EXERCISE:
Output every record below exactly as it appears.

* start DATA FOR THIS EXERCISE *

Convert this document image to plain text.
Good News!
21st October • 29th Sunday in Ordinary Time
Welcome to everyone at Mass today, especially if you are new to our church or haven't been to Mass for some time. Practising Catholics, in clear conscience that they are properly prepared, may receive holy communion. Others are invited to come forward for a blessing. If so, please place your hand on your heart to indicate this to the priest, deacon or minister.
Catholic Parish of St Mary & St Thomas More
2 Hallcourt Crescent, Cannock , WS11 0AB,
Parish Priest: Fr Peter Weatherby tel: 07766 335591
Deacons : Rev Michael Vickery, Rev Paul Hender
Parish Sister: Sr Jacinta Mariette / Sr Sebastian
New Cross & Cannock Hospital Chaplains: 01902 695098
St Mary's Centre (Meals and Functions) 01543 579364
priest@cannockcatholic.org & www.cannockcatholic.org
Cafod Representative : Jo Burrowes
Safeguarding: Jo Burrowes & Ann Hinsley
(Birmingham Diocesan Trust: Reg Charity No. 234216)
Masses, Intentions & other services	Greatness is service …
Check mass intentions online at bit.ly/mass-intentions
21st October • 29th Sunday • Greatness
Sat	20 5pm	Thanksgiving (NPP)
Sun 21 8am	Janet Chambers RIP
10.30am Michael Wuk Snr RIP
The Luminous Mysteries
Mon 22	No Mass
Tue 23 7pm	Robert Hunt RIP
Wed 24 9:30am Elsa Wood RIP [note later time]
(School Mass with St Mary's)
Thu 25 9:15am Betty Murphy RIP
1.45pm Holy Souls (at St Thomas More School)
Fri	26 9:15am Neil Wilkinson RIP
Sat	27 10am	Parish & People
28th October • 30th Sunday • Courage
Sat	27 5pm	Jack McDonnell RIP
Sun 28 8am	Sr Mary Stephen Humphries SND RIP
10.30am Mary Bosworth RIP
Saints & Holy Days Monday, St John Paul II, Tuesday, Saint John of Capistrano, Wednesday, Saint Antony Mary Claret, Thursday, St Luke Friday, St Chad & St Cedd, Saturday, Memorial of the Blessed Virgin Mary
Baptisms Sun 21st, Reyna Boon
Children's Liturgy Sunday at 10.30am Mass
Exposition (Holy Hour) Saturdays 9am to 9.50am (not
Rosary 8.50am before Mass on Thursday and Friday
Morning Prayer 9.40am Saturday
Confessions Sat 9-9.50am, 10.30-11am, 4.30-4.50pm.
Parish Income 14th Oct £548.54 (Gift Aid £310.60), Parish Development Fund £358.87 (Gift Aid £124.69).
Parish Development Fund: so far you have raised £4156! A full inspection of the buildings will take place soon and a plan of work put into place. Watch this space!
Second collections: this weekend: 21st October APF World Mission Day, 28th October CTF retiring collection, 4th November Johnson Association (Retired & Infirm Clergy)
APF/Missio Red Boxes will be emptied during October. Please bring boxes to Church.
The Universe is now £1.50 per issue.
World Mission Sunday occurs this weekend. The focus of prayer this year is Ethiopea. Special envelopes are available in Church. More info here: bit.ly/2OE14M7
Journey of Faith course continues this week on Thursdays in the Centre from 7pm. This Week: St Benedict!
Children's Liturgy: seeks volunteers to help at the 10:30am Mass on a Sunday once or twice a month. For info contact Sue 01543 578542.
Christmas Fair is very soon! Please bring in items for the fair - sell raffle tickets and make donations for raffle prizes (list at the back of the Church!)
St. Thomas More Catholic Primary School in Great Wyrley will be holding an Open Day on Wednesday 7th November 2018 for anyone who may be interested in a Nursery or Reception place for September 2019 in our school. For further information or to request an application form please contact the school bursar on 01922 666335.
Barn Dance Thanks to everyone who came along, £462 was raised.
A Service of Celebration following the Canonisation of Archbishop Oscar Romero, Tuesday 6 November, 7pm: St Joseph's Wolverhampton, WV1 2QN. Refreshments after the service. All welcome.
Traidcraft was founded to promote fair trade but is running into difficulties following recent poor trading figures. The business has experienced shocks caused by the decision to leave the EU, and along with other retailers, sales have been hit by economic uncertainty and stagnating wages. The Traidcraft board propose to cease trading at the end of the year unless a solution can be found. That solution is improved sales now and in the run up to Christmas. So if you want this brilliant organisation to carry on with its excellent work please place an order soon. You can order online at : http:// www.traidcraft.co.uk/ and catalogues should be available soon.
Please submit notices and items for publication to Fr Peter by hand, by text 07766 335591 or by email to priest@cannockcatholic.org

* end DATA FOR THIS EXERCISE *

RESULT FOR THIS TASK:
Convert this document image to plain text.
Good News!
21st October • 29th Sunday in Ordinary Time
Welcome to everyone at Mass today, especially if you are new to our church or haven't been to Mass for some time. Practising Catholics, in clear conscience that they are properly prepared, may receive holy communion. Others are invited to come forward for a blessing. If so, please place your hand on your heart to indicate this to the priest, deacon or minister.
Catholic Parish of St Mary & St Thomas More
2 Hallcourt Crescent, Cannock , WS11 0AB,
Parish Priest: Fr Peter Weatherby tel: 07766 335591
Deacons : Rev Michael Vickery, Rev Paul Hender
Parish Sister: Sr Jacinta Mariette / Sr Sebastian
New Cross & Cannock Hospital Chaplains: 01902 695098
St Mary's Centre (Meals and Functions) 01543 579364
priest@cannockcatholic.org & www.cannockcatholic.org
Cafod Representative : Jo Burrowes
Safeguarding: Jo Burrowes & Ann Hinsley
(Birmingham Diocesan Trust: Reg Charity No. 234216)
Masses, Intentions & other services	Greatness is service …
Check mass intentions online at bit.ly/mass-intentions
21st October • 29th Sunday • Greatness
Sat	20 5pm	Thanksgiving (NPP)
Sun 21 8am	Janet Chambers RIP
10.30am Michael Wuk Snr RIP
The Luminous Mysteries
Mon 22	No Mass
Tue 23 7pm	Robert Hunt RIP
Wed 24 9:30am Elsa Wood RIP [note later time]
(School Mass with St Mary's)
Thu 25 9:15am Betty Murphy RIP
1.45pm Holy Souls (at St Thomas More School)
Fri	26 9:15am Neil Wilkinson RIP
Sat	27 10am	Parish & People
28th October • 30th Sunday • Courage
Sat	27 5pm	Jack McDonnell RIP
Sun 28 8am	Sr Mary Stephen Humphries SND RIP
10.30am Mary Bosworth RIP
Saints & Holy Days Monday, St John Paul II, Tuesday, Saint John of Capistrano, Wednesday, Saint Antony Mary Claret, Thursday, St Luke Friday, St Chad & St Cedd, Saturday, Memorial of the Blessed Virgin Mary
Baptisms Sun 21st, Reyna Boon
Children's Liturgy Sunday at 10.30am Mass
Exposition (Holy Hour) Saturdays 9am to 9.50am (not
Rosary 8.50am before Mass on Thursday and Friday
Morning Prayer 9.40am Saturday
Confessions Sat 9-9.50am, 10.30-11am, 4.30-4.50pm.
Parish Income 14th Oct £548.54 (Gift Aid £310.60), Parish Development Fund £358.87 (Gift Aid £124.69).
Parish Development Fund: so far you have raised £4156! A full inspection of the buildings will take place soon and a plan of work put into place. Watch this space!
Second collections: this weekend: 21st October APF World Mission Day, 28th October CTF retiring collection, 4th November Johnson Association (Retired & Infirm Clergy)
APF/Missio Red Boxes will be emptied during October. Please bring boxes to Church.
The Universe is now £1.50 per issue.
World Mission Sunday occurs this weekend. The focus of prayer this year is Ethiopea. Special envelopes are available in Church. More info here: bit.ly/2OE14M7
Journey of Faith course continues this week on Thursdays in the Centre from 7pm. This Week: St Benedict!
Children's Liturgy: seeks volunteers to help at the 10:30am Mass on a Sunday once or twice a month. For info contact Sue 01543 578542.
Christmas Fair is very soon! Please bring in items for the fair - sell raffle tickets and make donations for raffle prizes (list at the back of the Church!)
St. Thomas More Catholic Primary School in Great Wyrley will be holding an Open Day on Wednesday 7th November 2018 for anyone who may be interested in a Nursery or Reception place for September 2019 in our school. For further information or to request an application form please contact the school bursar on 01922 666335.
Barn Dance Thanks to everyone who came along, £462 was raised.
A Service of Celebration following the Canonisation of Archbishop Oscar Romero, Tuesday 6 November, 7pm: St Joseph's Wolverhampton, WV1 2QN. Refreshments after the service. All welcome.
Traidcraft was founded to promote fair trade but is running into difficulties following recent poor trading figures. The business has experienced shocks caused by the decision to leave the EU, and along with other retailers, sales have been hit by economic uncertainty and stagnating wages. The Traidcraft board propose to cease trading at the end of the year unless a solution can be found. That solution is improved sales now and in the run up to Christmas. So if you want this brilliant organisation to carry on with its excellent work please place an order soon. You can order online at : http:// www.traidcraft.co.uk/ and catalogues should be available soon.
Please submit notices and items for publication to Fr Peter by hand, by text 07766 335591 or by email to priest@cannockcatholic.org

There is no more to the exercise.